• Written task:
Exact reproduction of the data is required, with images excluded.
::: Material for this task
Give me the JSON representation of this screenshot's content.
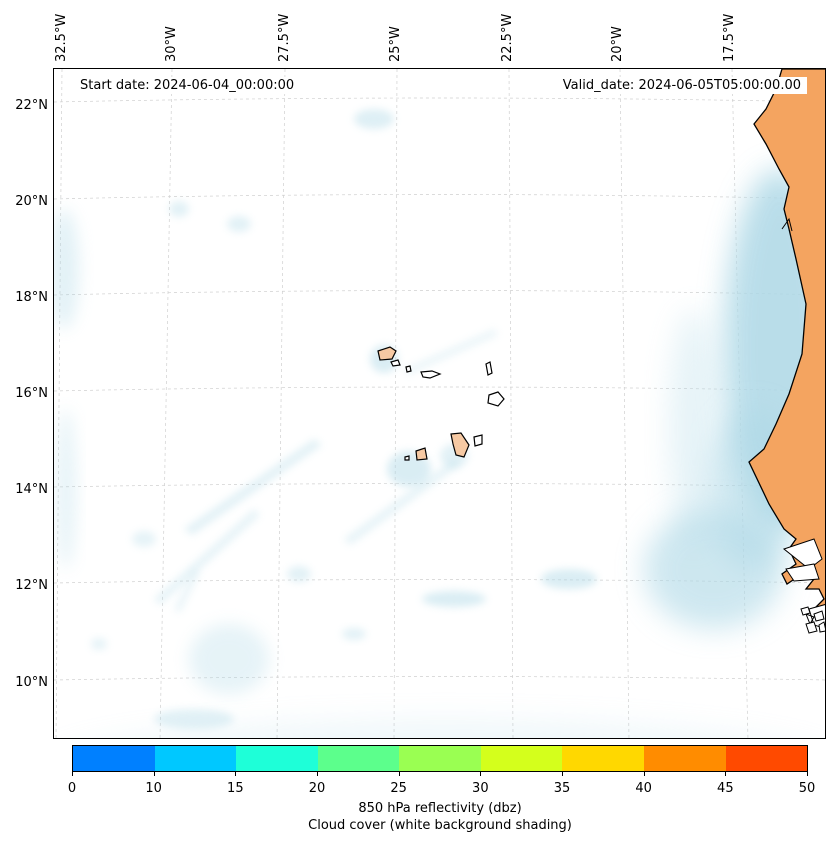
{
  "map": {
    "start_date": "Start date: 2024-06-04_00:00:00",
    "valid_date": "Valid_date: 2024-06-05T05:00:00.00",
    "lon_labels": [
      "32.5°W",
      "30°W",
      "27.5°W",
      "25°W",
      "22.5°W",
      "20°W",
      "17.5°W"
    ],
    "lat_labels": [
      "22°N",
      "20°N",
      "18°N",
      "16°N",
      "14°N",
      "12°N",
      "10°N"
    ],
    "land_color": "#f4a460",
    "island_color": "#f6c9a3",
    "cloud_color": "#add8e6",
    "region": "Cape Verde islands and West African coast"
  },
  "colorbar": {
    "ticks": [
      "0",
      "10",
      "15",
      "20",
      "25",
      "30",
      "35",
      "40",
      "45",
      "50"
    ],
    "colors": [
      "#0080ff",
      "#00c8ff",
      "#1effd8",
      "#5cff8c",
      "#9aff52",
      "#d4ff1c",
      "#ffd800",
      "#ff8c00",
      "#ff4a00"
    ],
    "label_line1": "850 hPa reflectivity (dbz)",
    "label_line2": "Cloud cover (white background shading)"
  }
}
::::::
• Exercise solution:
Give me the JSON representation of this screenshot's content.
{
  "map": {
    "start_date": "Start date: 2024-06-04_00:00:00",
    "valid_date": "Valid_date: 2024-06-05T05:00:00.00",
    "lon_labels": [
      "32.5°W",
      "30°W",
      "27.5°W",
      "25°W",
      "22.5°W",
      "20°W",
      "17.5°W"
    ],
    "lat_labels": [
      "22°N",
      "20°N",
      "18°N",
      "16°N",
      "14°N",
      "12°N",
      "10°N"
    ],
    "land_color": "#f4a460",
    "island_color": "#f6c9a3",
    "cloud_color": "#add8e6",
    "region": "Cape Verde islands and West African coast"
  },
  "colorbar": {
    "ticks": [
      "0",
      "10",
      "15",
      "20",
      "25",
      "30",
      "35",
      "40",
      "45",
      "50"
    ],
    "colors": [
      "#0080ff",
      "#00c8ff",
      "#1effd8",
      "#5cff8c",
      "#9aff52",
      "#d4ff1c",
      "#ffd800",
      "#ff8c00",
      "#ff4a00"
    ],
    "label_line1": "850 hPa reflectivity (dbz)",
    "label_line2": "Cloud cover (white background shading)"
  }
}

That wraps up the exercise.